Task directions
Copy all lines holding the word "fixed" from the entries.

Material shown
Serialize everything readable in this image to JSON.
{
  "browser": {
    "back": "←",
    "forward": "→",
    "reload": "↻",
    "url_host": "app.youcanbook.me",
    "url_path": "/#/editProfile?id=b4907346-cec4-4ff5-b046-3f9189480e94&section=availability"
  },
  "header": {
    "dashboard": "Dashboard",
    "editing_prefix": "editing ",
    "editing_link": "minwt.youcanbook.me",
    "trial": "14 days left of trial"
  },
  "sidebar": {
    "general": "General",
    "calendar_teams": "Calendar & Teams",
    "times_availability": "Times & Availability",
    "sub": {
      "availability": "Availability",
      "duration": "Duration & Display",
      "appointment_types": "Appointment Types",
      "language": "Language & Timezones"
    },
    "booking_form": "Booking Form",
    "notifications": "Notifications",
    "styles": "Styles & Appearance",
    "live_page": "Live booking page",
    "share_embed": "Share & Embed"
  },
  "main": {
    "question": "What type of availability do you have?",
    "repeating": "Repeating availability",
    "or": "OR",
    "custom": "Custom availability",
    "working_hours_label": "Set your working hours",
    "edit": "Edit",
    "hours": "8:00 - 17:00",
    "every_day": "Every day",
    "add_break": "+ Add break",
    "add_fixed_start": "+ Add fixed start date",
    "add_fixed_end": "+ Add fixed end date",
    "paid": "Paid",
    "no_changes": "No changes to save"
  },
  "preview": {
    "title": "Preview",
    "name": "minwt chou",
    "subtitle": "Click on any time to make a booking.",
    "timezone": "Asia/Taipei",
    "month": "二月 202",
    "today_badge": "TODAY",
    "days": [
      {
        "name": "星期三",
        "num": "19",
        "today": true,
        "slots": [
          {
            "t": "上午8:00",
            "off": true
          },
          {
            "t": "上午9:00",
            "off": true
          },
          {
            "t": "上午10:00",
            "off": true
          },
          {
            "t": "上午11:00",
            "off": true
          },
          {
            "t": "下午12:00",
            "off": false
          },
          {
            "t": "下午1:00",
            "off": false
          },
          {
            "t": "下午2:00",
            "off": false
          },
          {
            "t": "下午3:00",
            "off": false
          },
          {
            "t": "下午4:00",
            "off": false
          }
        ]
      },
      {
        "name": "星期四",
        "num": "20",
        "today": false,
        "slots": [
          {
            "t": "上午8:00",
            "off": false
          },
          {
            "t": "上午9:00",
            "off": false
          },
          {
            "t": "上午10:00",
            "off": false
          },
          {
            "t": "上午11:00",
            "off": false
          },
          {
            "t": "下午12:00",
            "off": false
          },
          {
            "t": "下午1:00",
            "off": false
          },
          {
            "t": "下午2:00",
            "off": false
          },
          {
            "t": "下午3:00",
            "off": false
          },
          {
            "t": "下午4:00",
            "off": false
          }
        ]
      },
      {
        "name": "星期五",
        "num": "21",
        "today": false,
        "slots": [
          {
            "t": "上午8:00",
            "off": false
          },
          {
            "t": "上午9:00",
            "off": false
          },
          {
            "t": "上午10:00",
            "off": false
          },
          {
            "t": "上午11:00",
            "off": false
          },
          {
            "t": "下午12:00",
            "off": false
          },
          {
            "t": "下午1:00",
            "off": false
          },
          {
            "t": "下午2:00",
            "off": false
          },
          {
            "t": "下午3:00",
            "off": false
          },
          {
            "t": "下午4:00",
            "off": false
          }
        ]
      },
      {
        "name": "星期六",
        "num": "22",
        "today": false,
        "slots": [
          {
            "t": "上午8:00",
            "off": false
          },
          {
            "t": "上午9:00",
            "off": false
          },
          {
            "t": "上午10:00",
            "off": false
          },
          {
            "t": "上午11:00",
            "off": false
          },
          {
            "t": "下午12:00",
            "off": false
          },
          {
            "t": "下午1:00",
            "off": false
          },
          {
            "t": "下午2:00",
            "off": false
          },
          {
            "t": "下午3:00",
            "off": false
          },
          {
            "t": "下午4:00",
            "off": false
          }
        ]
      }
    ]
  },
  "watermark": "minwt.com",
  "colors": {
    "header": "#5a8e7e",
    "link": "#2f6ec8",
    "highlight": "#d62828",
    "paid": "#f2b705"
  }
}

Answer to the problem
    "add_fixed_start": "+ Add fixed start date",
    "add_fixed_end": "+ Add fixed end date",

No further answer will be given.